_TASK INSTRUCTIONS_
Write the records out again, precisely as they stand.

Stored data entries
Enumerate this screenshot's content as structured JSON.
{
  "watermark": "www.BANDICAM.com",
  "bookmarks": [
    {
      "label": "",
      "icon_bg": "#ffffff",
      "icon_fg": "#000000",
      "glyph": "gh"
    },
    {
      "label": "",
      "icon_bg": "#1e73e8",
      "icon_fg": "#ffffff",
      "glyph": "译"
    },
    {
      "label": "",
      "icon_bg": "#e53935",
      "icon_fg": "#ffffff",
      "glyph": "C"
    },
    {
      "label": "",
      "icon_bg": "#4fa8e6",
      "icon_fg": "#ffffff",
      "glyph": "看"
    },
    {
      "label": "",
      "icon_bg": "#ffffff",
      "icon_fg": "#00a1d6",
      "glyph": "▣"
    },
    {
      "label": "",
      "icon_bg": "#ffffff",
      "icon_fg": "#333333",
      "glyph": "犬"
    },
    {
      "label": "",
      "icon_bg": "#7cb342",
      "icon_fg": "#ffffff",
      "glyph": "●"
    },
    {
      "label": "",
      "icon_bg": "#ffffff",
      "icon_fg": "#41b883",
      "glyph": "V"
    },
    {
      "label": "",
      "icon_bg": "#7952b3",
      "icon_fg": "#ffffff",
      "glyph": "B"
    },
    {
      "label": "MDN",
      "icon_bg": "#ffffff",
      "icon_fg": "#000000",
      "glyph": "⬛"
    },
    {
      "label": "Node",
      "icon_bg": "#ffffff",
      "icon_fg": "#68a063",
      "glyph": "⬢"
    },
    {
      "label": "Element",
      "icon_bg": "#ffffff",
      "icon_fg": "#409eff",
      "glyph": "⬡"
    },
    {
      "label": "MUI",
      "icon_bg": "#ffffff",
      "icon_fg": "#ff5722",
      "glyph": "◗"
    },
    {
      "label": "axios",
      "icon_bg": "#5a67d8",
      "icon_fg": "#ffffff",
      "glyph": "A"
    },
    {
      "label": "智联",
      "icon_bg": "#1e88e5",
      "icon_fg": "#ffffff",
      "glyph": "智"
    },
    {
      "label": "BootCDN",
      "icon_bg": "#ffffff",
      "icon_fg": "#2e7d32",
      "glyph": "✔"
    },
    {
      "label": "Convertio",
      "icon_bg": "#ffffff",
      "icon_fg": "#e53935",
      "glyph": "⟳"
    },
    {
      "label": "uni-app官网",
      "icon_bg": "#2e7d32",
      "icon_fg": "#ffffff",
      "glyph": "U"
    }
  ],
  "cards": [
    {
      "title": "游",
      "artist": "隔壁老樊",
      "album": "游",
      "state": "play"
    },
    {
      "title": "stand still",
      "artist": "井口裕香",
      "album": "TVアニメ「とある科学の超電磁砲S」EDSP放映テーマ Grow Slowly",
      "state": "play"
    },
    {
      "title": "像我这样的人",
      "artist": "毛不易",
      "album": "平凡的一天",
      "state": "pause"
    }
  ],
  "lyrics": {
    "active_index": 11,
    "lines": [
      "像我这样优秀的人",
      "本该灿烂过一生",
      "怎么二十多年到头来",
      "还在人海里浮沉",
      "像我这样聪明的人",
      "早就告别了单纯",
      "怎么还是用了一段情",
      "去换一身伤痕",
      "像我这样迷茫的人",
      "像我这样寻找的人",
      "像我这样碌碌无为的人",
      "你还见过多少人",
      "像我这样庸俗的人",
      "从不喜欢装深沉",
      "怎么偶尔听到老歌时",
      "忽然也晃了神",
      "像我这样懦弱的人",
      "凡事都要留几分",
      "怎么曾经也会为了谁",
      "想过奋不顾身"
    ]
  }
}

_RESPONSE FOR THIS EXERCISE_
Enumerate this screenshot's content as structured JSON.
{
  "watermark": "www.BANDICAM.com",
  "bookmarks": [
    {
      "label": "",
      "icon_bg": "#ffffff",
      "icon_fg": "#000000",
      "glyph": "gh"
    },
    {
      "label": "",
      "icon_bg": "#1e73e8",
      "icon_fg": "#ffffff",
      "glyph": "译"
    },
    {
      "label": "",
      "icon_bg": "#e53935",
      "icon_fg": "#ffffff",
      "glyph": "C"
    },
    {
      "label": "",
      "icon_bg": "#4fa8e6",
      "icon_fg": "#ffffff",
      "glyph": "看"
    },
    {
      "label": "",
      "icon_bg": "#ffffff",
      "icon_fg": "#00a1d6",
      "glyph": "▣"
    },
    {
      "label": "",
      "icon_bg": "#ffffff",
      "icon_fg": "#333333",
      "glyph": "犬"
    },
    {
      "label": "",
      "icon_bg": "#7cb342",
      "icon_fg": "#ffffff",
      "glyph": "●"
    },
    {
      "label": "",
      "icon_bg": "#ffffff",
      "icon_fg": "#41b883",
      "glyph": "V"
    },
    {
      "label": "",
      "icon_bg": "#7952b3",
      "icon_fg": "#ffffff",
      "glyph": "B"
    },
    {
      "label": "MDN",
      "icon_bg": "#ffffff",
      "icon_fg": "#000000",
      "glyph": "⬛"
    },
    {
      "label": "Node",
      "icon_bg": "#ffffff",
      "icon_fg": "#68a063",
      "glyph": "⬢"
    },
    {
      "label": "Element",
      "icon_bg": "#ffffff",
      "icon_fg": "#409eff",
      "glyph": "⬡"
    },
    {
      "label": "MUI",
      "icon_bg": "#ffffff",
      "icon_fg": "#ff5722",
      "glyph": "◗"
    },
    {
      "label": "axios",
      "icon_bg": "#5a67d8",
      "icon_fg": "#ffffff",
      "glyph": "A"
    },
    {
      "label": "智联",
      "icon_bg": "#1e88e5",
      "icon_fg": "#ffffff",
      "glyph": "智"
    },
    {
      "label": "BootCDN",
      "icon_bg": "#ffffff",
      "icon_fg": "#2e7d32",
      "glyph": "✔"
    },
    {
      "label": "Convertio",
      "icon_bg": "#ffffff",
      "icon_fg": "#e53935",
      "glyph": "⟳"
    },
    {
      "label": "uni-app官网",
      "icon_bg": "#2e7d32",
      "icon_fg": "#ffffff",
      "glyph": "U"
    }
  ],
  "cards": [
    {
      "title": "游",
      "artist": "隔壁老樊",
      "album": "游",
      "state": "play"
    },
    {
      "title": "stand still",
      "artist": "井口裕香",
      "album": "TVアニメ「とある科学の超電磁砲S」EDSP放映テーマ Grow Slowly",
      "state": "play"
    },
    {
      "title": "像我这样的人",
      "artist": "毛不易",
      "album": "平凡的一天",
      "state": "pause"
    }
  ],
  "lyrics": {
    "active_index": 11,
    "lines": [
      "像我这样优秀的人",
      "本该灿烂过一生",
      "怎么二十多年到头来",
      "还在人海里浮沉",
      "像我这样聪明的人",
      "早就告别了单纯",
      "怎么还是用了一段情",
      "去换一身伤痕",
      "像我这样迷茫的人",
      "像我这样寻找的人",
      "像我这样碌碌无为的人",
      "你还见过多少人",
      "像我这样庸俗的人",
      "从不喜欢装深沉",
      "怎么偶尔听到老歌时",
      "忽然也晃了神",
      "像我这样懦弱的人",
      "凡事都要留几分",
      "怎么曾经也会为了谁",
      "想过奋不顾身"
    ]
  }
}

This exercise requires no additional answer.